### TASK
Transcribe every record that appears below, exactly and in full.

### INPUT ROWS
== == ==

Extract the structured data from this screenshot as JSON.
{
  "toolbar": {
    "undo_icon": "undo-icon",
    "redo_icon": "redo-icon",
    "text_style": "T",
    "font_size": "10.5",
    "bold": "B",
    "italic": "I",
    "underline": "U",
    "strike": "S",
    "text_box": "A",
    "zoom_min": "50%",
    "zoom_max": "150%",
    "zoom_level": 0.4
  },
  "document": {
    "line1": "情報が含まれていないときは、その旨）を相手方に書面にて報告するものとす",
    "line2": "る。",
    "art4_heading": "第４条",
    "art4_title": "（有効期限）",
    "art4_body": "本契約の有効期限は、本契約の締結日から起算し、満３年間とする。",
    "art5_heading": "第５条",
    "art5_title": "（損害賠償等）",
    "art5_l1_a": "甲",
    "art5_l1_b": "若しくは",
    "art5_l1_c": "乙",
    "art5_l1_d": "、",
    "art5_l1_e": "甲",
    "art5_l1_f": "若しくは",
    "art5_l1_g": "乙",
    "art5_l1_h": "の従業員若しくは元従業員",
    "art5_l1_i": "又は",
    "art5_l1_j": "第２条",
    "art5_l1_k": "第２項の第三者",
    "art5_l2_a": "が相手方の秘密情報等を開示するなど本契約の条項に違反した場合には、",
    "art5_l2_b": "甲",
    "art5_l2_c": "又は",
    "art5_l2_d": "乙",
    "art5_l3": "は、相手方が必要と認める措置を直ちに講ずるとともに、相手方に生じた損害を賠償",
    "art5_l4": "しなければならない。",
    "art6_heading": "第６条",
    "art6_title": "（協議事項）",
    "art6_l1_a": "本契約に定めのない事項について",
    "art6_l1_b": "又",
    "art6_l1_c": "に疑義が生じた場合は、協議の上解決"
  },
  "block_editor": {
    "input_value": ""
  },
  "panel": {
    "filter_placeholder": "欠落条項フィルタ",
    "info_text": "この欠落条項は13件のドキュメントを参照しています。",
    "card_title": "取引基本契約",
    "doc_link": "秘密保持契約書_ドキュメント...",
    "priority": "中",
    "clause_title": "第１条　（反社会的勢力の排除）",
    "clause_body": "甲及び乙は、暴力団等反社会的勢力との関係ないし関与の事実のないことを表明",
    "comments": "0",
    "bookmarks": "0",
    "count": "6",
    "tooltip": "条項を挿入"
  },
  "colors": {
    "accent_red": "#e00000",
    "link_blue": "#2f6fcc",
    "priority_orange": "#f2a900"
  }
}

== == ==

### SOLUTION FOR THIS TASK
Extract the structured data from this screenshot as JSON.
{
  "toolbar": {
    "undo_icon": "undo-icon",
    "redo_icon": "redo-icon",
    "text_style": "T",
    "font_size": "10.5",
    "bold": "B",
    "italic": "I",
    "underline": "U",
    "strike": "S",
    "text_box": "A",
    "zoom_min": "50%",
    "zoom_max": "150%",
    "zoom_level": 0.4
  },
  "document": {
    "line1": "情報が含まれていないときは、その旨）を相手方に書面にて報告するものとす",
    "line2": "る。",
    "art4_heading": "第４条",
    "art4_title": "（有効期限）",
    "art4_body": "本契約の有効期限は、本契約の締結日から起算し、満３年間とする。",
    "art5_heading": "第５条",
    "art5_title": "（損害賠償等）",
    "art5_l1_a": "甲",
    "art5_l1_b": "若しくは",
    "art5_l1_c": "乙",
    "art5_l1_d": "、",
    "art5_l1_e": "甲",
    "art5_l1_f": "若しくは",
    "art5_l1_g": "乙",
    "art5_l1_h": "の従業員若しくは元従業員",
    "art5_l1_i": "又は",
    "art5_l1_j": "第２条",
    "art5_l1_k": "第２項の第三者",
    "art5_l2_a": "が相手方の秘密情報等を開示するなど本契約の条項に違反した場合には、",
    "art5_l2_b": "甲",
    "art5_l2_c": "又は",
    "art5_l2_d": "乙",
    "art5_l3": "は、相手方が必要と認める措置を直ちに講ずるとともに、相手方に生じた損害を賠償",
    "art5_l4": "しなければならない。",
    "art6_heading": "第６条",
    "art6_title": "（協議事項）",
    "art6_l1_a": "本契約に定めのない事項について",
    "art6_l1_b": "又",
    "art6_l1_c": "に疑義が生じた場合は、協議の上解決"
  },
  "block_editor": {
    "input_value": ""
  },
  "panel": {
    "filter_placeholder": "欠落条項フィルタ",
    "info_text": "この欠落条項は13件のドキュメントを参照しています。",
    "card_title": "取引基本契約",
    "doc_link": "秘密保持契約書_ドキュメント...",
    "priority": "中",
    "clause_title": "第１条　（反社会的勢力の排除）",
    "clause_body": "甲及び乙は、暴力団等反社会的勢力との関係ないし関与の事実のないことを表明",
    "comments": "0",
    "bookmarks": "0",
    "count": "6",
    "tooltip": "条項を挿入"
  },
  "colors": {
    "accent_red": "#e00000",
    "link_blue": "#2f6fcc",
    "priority_orange": "#f2a900"
  }
}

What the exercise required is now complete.